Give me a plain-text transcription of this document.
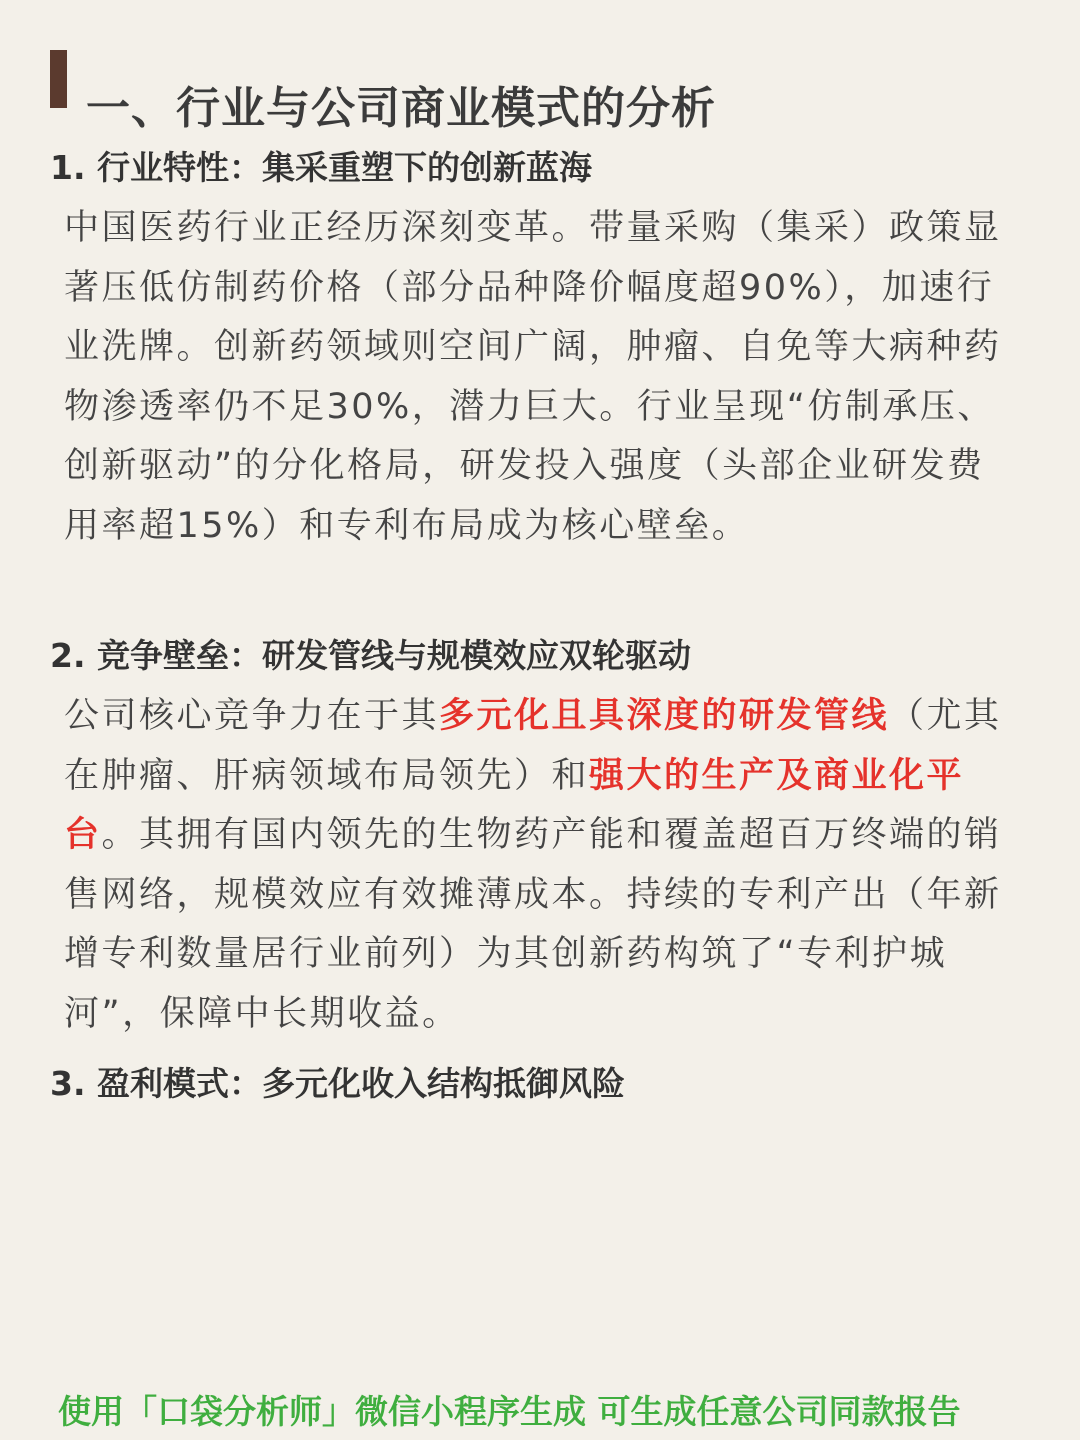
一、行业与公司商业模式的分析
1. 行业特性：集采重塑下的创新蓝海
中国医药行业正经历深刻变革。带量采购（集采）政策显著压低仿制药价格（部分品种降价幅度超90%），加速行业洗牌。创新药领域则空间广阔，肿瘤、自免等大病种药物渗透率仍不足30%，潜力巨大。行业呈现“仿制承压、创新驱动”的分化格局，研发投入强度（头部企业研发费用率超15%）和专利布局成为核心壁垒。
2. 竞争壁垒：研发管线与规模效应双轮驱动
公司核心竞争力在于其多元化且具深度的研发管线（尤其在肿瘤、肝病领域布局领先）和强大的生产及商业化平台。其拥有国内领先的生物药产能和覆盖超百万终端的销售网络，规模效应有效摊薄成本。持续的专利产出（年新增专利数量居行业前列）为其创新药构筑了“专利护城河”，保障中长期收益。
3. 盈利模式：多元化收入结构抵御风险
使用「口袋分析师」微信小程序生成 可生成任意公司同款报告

→ WHAT TO WORK ON: Reproduce the material in full, word for word, and omit the pictures.

→ RESPONSE:
Give me a plain-text transcription of this document.
一、行业与公司商业模式的分析
1. 行业特性：集采重塑下的创新蓝海
中国医药行业正经历深刻变革。带量采购（集采）政策显著压低仿制药价格（部分品种降价幅度超90%），加速行业洗牌。创新药领域则空间广阔，肿瘤、自免等大病种药物渗透率仍不足30%，潜力巨大。行业呈现“仿制承压、创新驱动”的分化格局，研发投入强度（头部企业研发费用率超15%）和专利布局成为核心壁垒。
2. 竞争壁垒：研发管线与规模效应双轮驱动
公司核心竞争力在于其多元化且具深度的研发管线（尤其在肿瘤、肝病领域布局领先）和强大的生产及商业化平台。其拥有国内领先的生物药产能和覆盖超百万终端的销售网络，规模效应有效摊薄成本。持续的专利产出（年新增专利数量居行业前列）为其创新药构筑了“专利护城河”，保障中长期收益。
3. 盈利模式：多元化收入结构抵御风险
使用「口袋分析师」微信小程序生成 可生成任意公司同款报告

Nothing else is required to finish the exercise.